• **Assignment**:
I need every line that includes the word "this" copied from the material.

━━ Exercise input ━━

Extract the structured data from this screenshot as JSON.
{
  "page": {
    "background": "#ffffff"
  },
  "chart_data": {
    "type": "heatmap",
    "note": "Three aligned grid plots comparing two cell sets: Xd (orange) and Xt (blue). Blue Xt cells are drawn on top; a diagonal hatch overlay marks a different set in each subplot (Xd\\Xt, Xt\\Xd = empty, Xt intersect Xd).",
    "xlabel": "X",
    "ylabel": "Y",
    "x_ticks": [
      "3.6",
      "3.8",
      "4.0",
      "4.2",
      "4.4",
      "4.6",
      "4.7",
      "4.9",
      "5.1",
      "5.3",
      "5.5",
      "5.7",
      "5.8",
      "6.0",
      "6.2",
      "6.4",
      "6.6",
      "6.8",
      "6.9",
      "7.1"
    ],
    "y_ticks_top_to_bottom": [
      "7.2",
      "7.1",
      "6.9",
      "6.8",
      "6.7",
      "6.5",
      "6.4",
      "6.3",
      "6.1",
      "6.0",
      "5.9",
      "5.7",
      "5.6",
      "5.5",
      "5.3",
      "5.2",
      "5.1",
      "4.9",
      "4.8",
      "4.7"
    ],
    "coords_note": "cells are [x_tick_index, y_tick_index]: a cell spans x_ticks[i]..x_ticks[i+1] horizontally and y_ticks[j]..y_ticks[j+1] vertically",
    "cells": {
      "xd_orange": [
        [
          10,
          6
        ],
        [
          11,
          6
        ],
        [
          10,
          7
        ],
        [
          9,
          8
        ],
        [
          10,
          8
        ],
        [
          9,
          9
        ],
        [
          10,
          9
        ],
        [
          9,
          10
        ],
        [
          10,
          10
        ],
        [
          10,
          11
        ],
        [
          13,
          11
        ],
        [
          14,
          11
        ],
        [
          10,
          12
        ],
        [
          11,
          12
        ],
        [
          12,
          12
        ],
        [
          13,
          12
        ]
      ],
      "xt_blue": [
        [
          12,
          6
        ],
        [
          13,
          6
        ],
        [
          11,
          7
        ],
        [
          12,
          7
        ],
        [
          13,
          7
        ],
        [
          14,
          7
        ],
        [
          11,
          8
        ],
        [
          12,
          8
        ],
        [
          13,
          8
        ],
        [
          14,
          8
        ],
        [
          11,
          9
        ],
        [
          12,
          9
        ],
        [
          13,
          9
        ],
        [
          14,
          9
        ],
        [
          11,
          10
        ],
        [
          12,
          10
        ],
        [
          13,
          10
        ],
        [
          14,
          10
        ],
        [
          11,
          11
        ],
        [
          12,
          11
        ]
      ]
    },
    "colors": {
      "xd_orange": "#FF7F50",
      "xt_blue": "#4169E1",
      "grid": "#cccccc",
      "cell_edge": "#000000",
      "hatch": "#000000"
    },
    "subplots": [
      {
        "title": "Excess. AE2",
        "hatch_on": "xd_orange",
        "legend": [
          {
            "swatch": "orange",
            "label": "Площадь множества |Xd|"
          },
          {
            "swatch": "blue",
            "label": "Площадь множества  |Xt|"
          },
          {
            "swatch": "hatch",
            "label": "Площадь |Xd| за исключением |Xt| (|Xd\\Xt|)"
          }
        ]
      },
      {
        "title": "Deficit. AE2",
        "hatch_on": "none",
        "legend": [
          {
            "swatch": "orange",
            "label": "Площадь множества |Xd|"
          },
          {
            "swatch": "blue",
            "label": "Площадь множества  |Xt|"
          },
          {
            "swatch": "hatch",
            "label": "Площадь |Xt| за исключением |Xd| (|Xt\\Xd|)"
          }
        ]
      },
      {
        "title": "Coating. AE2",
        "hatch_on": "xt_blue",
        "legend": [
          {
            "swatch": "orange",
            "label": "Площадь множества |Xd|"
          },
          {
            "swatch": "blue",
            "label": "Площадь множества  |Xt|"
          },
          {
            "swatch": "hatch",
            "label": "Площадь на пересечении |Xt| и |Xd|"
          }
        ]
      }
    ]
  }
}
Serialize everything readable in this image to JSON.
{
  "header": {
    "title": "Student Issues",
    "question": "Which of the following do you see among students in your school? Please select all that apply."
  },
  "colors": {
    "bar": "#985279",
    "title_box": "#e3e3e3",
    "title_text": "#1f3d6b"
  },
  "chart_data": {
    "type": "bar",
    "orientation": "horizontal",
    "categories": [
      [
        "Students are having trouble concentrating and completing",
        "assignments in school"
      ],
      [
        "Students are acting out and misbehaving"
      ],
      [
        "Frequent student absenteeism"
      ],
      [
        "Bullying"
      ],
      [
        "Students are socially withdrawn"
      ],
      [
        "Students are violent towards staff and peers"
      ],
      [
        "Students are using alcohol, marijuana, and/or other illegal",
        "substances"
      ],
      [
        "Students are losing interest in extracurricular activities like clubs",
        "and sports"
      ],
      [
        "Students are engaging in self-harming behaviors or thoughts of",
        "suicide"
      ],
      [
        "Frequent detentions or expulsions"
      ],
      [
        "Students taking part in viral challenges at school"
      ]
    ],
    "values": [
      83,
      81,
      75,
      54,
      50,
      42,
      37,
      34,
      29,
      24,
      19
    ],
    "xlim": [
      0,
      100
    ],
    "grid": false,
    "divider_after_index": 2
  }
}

━━━

• **Written response**:
Extract the structured data from this screenshot as JSON.
Serialize everything readable in this image to JSON.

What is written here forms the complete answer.